What you need to do: Please reproduce the entries that follow, keeping each word intact.

___ Records for the exercise ___

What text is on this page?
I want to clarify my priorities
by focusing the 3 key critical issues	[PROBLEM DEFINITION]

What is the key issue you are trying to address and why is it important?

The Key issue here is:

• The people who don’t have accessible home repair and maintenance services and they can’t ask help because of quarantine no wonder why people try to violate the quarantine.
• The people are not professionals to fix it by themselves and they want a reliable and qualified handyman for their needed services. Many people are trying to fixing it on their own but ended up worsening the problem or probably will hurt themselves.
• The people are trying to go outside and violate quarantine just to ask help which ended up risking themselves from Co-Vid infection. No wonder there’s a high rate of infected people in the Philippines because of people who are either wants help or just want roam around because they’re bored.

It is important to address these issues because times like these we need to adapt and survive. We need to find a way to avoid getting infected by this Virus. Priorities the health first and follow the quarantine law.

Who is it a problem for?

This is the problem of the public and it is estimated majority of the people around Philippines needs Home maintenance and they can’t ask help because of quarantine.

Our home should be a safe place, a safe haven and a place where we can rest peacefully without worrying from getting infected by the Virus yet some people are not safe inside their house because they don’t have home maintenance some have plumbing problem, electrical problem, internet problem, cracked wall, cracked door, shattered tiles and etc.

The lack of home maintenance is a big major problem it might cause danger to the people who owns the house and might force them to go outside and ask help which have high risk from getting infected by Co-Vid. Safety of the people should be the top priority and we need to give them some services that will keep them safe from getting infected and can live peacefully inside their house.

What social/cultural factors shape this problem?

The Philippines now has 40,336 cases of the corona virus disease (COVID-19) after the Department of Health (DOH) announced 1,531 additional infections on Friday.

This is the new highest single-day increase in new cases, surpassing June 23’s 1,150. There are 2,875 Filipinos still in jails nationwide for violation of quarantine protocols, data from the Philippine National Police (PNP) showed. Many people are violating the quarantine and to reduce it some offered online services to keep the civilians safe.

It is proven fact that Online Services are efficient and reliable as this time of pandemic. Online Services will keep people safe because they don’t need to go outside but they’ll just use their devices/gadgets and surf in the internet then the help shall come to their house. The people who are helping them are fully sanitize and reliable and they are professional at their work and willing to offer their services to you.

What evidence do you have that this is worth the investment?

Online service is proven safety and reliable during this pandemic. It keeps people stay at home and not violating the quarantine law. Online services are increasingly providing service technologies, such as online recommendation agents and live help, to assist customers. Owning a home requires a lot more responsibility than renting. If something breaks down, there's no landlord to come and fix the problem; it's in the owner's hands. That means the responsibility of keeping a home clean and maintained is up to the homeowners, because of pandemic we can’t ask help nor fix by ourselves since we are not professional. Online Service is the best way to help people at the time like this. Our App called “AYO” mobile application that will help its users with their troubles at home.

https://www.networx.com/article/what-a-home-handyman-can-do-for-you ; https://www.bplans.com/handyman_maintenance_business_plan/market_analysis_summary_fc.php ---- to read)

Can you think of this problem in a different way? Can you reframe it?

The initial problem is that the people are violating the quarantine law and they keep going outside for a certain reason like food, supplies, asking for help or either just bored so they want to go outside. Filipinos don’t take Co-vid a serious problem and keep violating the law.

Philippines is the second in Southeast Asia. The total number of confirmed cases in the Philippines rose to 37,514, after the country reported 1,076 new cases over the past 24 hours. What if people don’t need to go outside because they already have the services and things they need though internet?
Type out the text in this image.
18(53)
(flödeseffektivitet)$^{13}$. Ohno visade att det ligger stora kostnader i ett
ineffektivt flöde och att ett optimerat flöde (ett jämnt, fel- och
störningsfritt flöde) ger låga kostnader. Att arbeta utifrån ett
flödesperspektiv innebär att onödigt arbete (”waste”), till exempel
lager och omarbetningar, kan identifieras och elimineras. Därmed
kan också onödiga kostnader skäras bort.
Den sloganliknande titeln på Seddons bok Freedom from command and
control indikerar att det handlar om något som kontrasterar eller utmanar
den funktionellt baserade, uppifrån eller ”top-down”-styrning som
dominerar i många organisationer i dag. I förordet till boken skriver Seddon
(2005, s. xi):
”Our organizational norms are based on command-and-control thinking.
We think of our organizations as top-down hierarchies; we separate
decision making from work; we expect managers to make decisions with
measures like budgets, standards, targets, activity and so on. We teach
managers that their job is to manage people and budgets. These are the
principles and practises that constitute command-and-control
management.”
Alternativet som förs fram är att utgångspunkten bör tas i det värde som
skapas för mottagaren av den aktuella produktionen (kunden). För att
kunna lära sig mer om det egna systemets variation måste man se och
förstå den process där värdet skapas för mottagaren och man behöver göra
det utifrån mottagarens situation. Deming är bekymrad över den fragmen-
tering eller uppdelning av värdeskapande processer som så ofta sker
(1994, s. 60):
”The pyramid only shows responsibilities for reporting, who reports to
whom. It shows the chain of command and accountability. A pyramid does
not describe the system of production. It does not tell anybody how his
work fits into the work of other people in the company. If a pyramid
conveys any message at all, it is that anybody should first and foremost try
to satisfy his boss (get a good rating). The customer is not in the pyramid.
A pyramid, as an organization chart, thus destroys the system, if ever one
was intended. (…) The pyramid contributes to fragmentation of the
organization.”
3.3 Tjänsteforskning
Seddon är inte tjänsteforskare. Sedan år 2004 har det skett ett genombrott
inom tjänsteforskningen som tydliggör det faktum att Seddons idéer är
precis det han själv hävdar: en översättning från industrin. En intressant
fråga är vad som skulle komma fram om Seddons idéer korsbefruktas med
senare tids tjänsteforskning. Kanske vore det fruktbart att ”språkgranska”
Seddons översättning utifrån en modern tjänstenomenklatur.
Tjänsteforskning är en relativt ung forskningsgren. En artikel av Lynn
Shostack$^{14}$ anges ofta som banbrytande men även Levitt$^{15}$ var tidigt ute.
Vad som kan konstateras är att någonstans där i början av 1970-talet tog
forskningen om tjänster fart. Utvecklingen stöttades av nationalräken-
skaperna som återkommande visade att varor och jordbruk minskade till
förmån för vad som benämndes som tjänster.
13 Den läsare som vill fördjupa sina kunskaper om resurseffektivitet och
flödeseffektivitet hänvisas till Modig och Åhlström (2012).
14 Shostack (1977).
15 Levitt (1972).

___

Completed exercise:
What text is on this page?
I want to clarify my priorities
by focusing the 3 key critical issues	[PROBLEM DEFINITION]

What is the key issue you are trying to address and why is it important?

The Key issue here is:

• The people who don’t have accessible home repair and maintenance services and they can’t ask help because of quarantine no wonder why people try to violate the quarantine.
• The people are not professionals to fix it by themselves and they want a reliable and qualified handyman for their needed services. Many people are trying to fixing it on their own but ended up worsening the problem or probably will hurt themselves.
• The people are trying to go outside and violate quarantine just to ask help which ended up risking themselves from Co-Vid infection. No wonder there’s a high rate of infected people in the Philippines because of people who are either wants help or just want roam around because they’re bored.

It is important to address these issues because times like these we need to adapt and survive. We need to find a way to avoid getting infected by this Virus. Priorities the health first and follow the quarantine law.

Who is it a problem for?

This is the problem of the public and it is estimated majority of the people around Philippines needs Home maintenance and they can’t ask help because of quarantine.

Our home should be a safe place, a safe haven and a place where we can rest peacefully without worrying from getting infected by the Virus yet some people are not safe inside their house because they don’t have home maintenance some have plumbing problem, electrical problem, internet problem, cracked wall, cracked door, shattered tiles and etc.

The lack of home maintenance is a big major problem it might cause danger to the people who owns the house and might force them to go outside and ask help which have high risk from getting infected by Co-Vid. Safety of the people should be the top priority and we need to give them some services that will keep them safe from getting infected and can live peacefully inside their house.

What social/cultural factors shape this problem?

The Philippines now has 40,336 cases of the corona virus disease (COVID-19) after the Department of Health (DOH) announced 1,531 additional infections on Friday.

This is the new highest single-day increase in new cases, surpassing June 23’s 1,150. There are 2,875 Filipinos still in jails nationwide for violation of quarantine protocols, data from the Philippine National Police (PNP) showed. Many people are violating the quarantine and to reduce it some offered online services to keep the civilians safe.

It is proven fact that Online Services are efficient and reliable as this time of pandemic. Online Services will keep people safe because they don’t need to go outside but they’ll just use their devices/gadgets and surf in the internet then the help shall come to their house. The people who are helping them are fully sanitize and reliable and they are professional at their work and willing to offer their services to you.

What evidence do you have that this is worth the investment?

Online service is proven safety and reliable during this pandemic. It keeps people stay at home and not violating the quarantine law. Online services are increasingly providing service technologies, such as online recommendation agents and live help, to assist customers. Owning a home requires a lot more responsibility than renting. If something breaks down, there's no landlord to come and fix the problem; it's in the owner's hands. That means the responsibility of keeping a home clean and maintained is up to the homeowners, because of pandemic we can’t ask help nor fix by ourselves since we are not professional. Online Service is the best way to help people at the time like this. Our App called “AYO” mobile application that will help its users with their troubles at home.

https://www.networx.com/article/what-a-home-handyman-can-do-for-you ; https://www.bplans.com/handyman_maintenance_business_plan/market_analysis_summary_fc.php ---- to read)

Can you think of this problem in a different way? Can you reframe it?

The initial problem is that the people are violating the quarantine law and they keep going outside for a certain reason like food, supplies, asking for help or either just bored so they want to go outside. Filipinos don’t take Co-vid a serious problem and keep violating the law.

Philippines is the second in Southeast Asia. The total number of confirmed cases in the Philippines rose to 37,514, after the country reported 1,076 new cases over the past 24 hours. What if people don’t need to go outside because they already have the services and things they need though internet?
Type out the text in this image.
18(53)
(flödeseffektivitet)$^{13}$. Ohno visade att det ligger stora kostnader i ett
ineffektivt flöde och att ett optimerat flöde (ett jämnt, fel- och
störningsfritt flöde) ger låga kostnader. Att arbeta utifrån ett
flödesperspektiv innebär att onödigt arbete (”waste”), till exempel
lager och omarbetningar, kan identifieras och elimineras. Därmed
kan också onödiga kostnader skäras bort.
Den sloganliknande titeln på Seddons bok Freedom from command and
control indikerar att det handlar om något som kontrasterar eller utmanar
den funktionellt baserade, uppifrån eller ”top-down”-styrning som
dominerar i många organisationer i dag. I förordet till boken skriver Seddon
(2005, s. xi):
”Our organizational norms are based on command-and-control thinking.
We think of our organizations as top-down hierarchies; we separate
decision making from work; we expect managers to make decisions with
measures like budgets, standards, targets, activity and so on. We teach
managers that their job is to manage people and budgets. These are the
principles and practises that constitute command-and-control
management.”
Alternativet som förs fram är att utgångspunkten bör tas i det värde som
skapas för mottagaren av den aktuella produktionen (kunden). För att
kunna lära sig mer om det egna systemets variation måste man se och
förstå den process där värdet skapas för mottagaren och man behöver göra
det utifrån mottagarens situation. Deming är bekymrad över den fragmen-
tering eller uppdelning av värdeskapande processer som så ofta sker
(1994, s. 60):
”The pyramid only shows responsibilities for reporting, who reports to
whom. It shows the chain of command and accountability. A pyramid does
not describe the system of production. It does not tell anybody how his
work fits into the work of other people in the company. If a pyramid
conveys any message at all, it is that anybody should first and foremost try
to satisfy his boss (get a good rating). The customer is not in the pyramid.
A pyramid, as an organization chart, thus destroys the system, if ever one
was intended. (…) The pyramid contributes to fragmentation of the
organization.”
3.3 Tjänsteforskning
Seddon är inte tjänsteforskare. Sedan år 2004 har det skett ett genombrott
inom tjänsteforskningen som tydliggör det faktum att Seddons idéer är
precis det han själv hävdar: en översättning från industrin. En intressant
fråga är vad som skulle komma fram om Seddons idéer korsbefruktas med
senare tids tjänsteforskning. Kanske vore det fruktbart att ”språkgranska”
Seddons översättning utifrån en modern tjänstenomenklatur.
Tjänsteforskning är en relativt ung forskningsgren. En artikel av Lynn
Shostack$^{14}$ anges ofta som banbrytande men även Levitt$^{15}$ var tidigt ute.
Vad som kan konstateras är att någonstans där i början av 1970-talet tog
forskningen om tjänster fart. Utvecklingen stöttades av nationalräken-
skaperna som återkommande visade att varor och jordbruk minskade till
förmån för vad som benämndes som tjänster.
13 Den läsare som vill fördjupa sina kunskaper om resurseffektivitet och
flödeseffektivitet hänvisas till Modig och Åhlström (2012).
14 Shostack (1977).
15 Levitt (1972).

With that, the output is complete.